**Material provided:**
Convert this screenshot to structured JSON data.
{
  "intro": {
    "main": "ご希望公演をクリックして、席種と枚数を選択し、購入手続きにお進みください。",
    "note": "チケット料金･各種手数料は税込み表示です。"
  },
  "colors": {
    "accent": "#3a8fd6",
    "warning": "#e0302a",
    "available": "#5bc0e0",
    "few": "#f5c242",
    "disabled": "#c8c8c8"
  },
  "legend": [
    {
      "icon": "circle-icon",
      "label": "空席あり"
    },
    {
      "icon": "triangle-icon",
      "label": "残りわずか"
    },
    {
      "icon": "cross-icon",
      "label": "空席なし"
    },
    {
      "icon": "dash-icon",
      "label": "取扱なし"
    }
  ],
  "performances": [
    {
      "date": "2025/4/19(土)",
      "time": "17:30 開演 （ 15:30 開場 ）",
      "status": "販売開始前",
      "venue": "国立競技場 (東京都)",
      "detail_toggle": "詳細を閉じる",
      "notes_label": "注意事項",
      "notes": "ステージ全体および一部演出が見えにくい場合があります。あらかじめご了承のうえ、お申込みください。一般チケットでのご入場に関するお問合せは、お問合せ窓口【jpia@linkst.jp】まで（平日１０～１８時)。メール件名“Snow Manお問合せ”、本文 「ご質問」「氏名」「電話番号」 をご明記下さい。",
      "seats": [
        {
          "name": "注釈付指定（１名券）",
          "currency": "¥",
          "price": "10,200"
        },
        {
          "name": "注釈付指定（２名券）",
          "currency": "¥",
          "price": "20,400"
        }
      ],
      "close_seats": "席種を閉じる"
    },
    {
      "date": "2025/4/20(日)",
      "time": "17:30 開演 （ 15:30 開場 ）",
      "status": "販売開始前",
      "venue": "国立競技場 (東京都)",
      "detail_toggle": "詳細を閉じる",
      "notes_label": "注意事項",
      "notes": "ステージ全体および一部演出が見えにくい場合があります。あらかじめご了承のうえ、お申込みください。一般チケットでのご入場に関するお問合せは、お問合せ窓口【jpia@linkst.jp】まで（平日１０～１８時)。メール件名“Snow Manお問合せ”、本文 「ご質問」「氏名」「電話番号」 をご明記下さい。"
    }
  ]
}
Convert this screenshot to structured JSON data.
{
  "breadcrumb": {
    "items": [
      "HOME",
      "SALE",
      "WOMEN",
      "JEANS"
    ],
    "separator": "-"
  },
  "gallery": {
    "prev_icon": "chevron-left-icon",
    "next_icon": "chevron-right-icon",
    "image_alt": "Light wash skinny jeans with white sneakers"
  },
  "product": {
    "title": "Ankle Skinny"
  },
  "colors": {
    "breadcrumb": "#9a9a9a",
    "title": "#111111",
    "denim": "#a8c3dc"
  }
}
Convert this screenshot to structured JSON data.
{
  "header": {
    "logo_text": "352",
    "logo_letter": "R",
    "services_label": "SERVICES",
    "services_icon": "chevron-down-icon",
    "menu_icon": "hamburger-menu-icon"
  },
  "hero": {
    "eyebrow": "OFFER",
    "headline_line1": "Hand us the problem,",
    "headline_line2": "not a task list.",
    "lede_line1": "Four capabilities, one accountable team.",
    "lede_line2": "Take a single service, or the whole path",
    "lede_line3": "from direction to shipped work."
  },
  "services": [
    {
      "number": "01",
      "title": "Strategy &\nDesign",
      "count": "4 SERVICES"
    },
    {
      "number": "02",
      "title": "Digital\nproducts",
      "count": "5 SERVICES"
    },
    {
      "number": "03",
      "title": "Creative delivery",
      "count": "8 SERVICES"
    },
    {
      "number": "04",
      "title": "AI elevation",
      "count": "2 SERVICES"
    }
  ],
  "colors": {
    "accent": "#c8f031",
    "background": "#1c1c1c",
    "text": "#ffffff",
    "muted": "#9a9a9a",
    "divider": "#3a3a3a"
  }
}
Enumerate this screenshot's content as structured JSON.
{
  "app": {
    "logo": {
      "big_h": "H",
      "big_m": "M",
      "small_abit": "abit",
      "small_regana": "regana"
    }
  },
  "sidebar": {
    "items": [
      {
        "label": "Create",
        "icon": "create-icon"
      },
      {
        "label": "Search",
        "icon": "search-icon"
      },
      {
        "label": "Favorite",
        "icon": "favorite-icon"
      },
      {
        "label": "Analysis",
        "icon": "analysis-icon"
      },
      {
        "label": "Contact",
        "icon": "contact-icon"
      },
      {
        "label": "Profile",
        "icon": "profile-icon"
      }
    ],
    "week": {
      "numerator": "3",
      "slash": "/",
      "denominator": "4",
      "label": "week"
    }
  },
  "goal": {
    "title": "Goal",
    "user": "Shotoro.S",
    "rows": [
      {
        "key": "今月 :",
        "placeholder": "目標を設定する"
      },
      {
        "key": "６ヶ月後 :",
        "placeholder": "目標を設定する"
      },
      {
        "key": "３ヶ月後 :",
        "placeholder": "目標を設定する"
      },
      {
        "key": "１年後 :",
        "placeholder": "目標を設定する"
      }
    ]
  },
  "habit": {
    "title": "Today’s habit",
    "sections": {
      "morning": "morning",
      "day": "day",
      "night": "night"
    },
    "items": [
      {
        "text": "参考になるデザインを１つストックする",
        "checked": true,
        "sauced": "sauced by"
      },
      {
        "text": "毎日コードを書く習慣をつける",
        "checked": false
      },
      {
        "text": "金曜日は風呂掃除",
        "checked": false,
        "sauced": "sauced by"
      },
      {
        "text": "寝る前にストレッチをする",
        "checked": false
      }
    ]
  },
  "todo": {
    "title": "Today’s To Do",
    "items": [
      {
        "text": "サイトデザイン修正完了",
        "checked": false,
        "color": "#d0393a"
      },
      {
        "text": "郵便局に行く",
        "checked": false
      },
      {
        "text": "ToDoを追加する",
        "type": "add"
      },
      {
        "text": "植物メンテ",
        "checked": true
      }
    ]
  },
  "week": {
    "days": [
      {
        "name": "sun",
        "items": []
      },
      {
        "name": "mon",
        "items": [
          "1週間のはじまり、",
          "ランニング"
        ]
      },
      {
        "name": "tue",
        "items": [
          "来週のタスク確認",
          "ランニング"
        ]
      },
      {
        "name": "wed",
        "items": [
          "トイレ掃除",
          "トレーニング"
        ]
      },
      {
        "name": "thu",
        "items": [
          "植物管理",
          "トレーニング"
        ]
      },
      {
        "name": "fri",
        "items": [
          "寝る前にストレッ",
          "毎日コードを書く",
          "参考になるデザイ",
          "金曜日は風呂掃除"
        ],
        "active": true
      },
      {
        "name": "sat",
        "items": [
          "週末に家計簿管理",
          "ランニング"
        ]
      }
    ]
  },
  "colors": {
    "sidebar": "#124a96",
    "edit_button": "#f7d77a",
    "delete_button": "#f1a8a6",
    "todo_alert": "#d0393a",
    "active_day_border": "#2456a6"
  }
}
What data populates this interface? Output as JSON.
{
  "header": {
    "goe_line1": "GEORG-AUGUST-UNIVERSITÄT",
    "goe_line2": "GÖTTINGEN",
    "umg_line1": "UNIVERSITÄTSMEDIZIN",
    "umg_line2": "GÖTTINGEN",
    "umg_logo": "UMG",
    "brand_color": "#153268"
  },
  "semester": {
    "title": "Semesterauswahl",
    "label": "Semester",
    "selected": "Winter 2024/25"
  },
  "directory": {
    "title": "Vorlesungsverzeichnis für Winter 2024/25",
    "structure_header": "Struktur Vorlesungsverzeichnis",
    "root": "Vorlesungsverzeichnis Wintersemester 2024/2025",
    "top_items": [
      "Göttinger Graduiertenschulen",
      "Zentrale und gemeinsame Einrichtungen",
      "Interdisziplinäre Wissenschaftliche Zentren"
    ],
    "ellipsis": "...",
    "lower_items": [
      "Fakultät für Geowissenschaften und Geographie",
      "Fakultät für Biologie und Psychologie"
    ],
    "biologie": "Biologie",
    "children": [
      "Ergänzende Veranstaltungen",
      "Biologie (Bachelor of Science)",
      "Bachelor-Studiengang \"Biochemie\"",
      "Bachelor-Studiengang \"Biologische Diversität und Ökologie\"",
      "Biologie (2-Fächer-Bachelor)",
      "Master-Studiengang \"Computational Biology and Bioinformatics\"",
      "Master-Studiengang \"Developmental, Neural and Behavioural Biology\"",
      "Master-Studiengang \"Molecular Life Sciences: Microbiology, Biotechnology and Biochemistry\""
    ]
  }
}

**Goal of the exercise:** Going through the lines above one by one, tally those with the word "Bachelor" and give only the total.

**Answer below:** 4